Excerpted data:

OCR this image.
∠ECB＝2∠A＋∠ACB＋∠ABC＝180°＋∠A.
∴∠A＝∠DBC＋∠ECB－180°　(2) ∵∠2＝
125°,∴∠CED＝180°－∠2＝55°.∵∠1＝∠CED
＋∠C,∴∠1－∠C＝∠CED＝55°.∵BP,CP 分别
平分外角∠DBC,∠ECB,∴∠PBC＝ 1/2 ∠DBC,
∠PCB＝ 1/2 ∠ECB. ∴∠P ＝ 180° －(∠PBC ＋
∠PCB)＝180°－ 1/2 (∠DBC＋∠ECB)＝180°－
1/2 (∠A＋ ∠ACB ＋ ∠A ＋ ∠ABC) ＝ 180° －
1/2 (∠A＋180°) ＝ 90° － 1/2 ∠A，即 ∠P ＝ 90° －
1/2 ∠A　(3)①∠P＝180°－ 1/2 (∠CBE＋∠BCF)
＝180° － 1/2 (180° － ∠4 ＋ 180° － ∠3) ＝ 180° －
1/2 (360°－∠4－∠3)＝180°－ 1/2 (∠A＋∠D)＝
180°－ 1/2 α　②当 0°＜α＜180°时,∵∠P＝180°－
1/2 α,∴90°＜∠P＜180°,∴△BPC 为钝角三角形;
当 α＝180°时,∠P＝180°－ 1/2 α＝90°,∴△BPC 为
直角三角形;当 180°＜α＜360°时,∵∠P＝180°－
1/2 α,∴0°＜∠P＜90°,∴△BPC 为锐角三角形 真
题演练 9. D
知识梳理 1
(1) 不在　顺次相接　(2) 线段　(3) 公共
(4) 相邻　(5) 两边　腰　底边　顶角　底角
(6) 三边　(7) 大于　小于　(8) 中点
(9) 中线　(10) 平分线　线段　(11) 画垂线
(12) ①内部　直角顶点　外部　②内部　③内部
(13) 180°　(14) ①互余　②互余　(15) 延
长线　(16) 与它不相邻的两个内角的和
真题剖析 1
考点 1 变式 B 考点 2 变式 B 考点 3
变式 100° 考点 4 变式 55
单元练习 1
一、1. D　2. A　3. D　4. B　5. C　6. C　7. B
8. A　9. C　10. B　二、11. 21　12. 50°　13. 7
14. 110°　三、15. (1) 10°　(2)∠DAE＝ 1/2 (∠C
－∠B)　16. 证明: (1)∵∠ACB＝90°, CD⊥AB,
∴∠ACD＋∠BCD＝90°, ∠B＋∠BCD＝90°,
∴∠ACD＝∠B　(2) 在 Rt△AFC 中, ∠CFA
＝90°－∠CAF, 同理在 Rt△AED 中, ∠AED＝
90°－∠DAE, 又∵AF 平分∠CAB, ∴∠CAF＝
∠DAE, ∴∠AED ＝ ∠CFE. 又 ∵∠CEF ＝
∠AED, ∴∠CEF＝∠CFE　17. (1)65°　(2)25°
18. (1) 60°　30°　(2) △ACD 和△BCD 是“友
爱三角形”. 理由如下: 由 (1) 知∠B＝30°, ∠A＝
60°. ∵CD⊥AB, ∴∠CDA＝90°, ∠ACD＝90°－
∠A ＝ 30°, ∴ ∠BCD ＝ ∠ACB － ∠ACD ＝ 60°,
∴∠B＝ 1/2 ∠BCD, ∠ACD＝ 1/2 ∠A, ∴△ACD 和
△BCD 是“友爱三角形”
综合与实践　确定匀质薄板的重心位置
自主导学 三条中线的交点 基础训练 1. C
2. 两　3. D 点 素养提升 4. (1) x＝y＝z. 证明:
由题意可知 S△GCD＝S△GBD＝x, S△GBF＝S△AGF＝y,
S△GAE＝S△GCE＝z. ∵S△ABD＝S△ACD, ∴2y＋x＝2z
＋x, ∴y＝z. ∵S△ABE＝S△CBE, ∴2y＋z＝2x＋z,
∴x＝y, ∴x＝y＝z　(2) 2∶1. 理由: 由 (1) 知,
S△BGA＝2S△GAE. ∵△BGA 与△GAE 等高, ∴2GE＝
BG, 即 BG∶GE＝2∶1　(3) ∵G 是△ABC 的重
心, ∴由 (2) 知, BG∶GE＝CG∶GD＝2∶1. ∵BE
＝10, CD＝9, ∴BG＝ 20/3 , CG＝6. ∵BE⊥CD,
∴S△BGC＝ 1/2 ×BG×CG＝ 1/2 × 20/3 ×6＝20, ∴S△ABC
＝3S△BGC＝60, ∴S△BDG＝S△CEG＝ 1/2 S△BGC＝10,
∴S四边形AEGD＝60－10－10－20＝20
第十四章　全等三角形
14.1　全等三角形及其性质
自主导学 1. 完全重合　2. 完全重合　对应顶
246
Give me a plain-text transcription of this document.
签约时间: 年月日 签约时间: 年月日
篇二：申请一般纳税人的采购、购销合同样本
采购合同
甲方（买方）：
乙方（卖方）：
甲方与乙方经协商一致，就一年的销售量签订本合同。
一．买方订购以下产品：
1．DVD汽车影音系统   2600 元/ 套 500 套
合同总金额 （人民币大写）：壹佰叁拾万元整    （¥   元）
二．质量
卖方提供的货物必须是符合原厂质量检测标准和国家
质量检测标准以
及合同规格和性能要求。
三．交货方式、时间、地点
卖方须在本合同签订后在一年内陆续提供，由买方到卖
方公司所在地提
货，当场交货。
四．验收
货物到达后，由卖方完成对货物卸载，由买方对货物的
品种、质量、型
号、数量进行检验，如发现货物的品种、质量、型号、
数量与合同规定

Exercise description: From the line containing "Give me a plain-text" down to the final line of the data, write out every line exactly; both the first and last of these belong in your answer, and nothing else does.

Answer for this exercise:
Give me a plain-text transcription of this document.
签约时间: 年月日 签约时间: 年月日
篇二：申请一般纳税人的采购、购销合同样本
采购合同
甲方（买方）：
乙方（卖方）：
甲方与乙方经协商一致，就一年的销售量签订本合同。
一．买方订购以下产品：
1．DVD汽车影音系统   2600 元/ 套 500 套
合同总金额 （人民币大写）：壹佰叁拾万元整    （¥   元）
二．质量
卖方提供的货物必须是符合原厂质量检测标准和国家
质量检测标准以
及合同规格和性能要求。
三．交货方式、时间、地点
卖方须在本合同签订后在一年内陆续提供，由买方到卖
方公司所在地提
货，当场交货。
四．验收
货物到达后，由卖方完成对货物卸载，由买方对货物的
品种、质量、型
号、数量进行检验，如发现货物的品种、质量、型号、
数量与合同规定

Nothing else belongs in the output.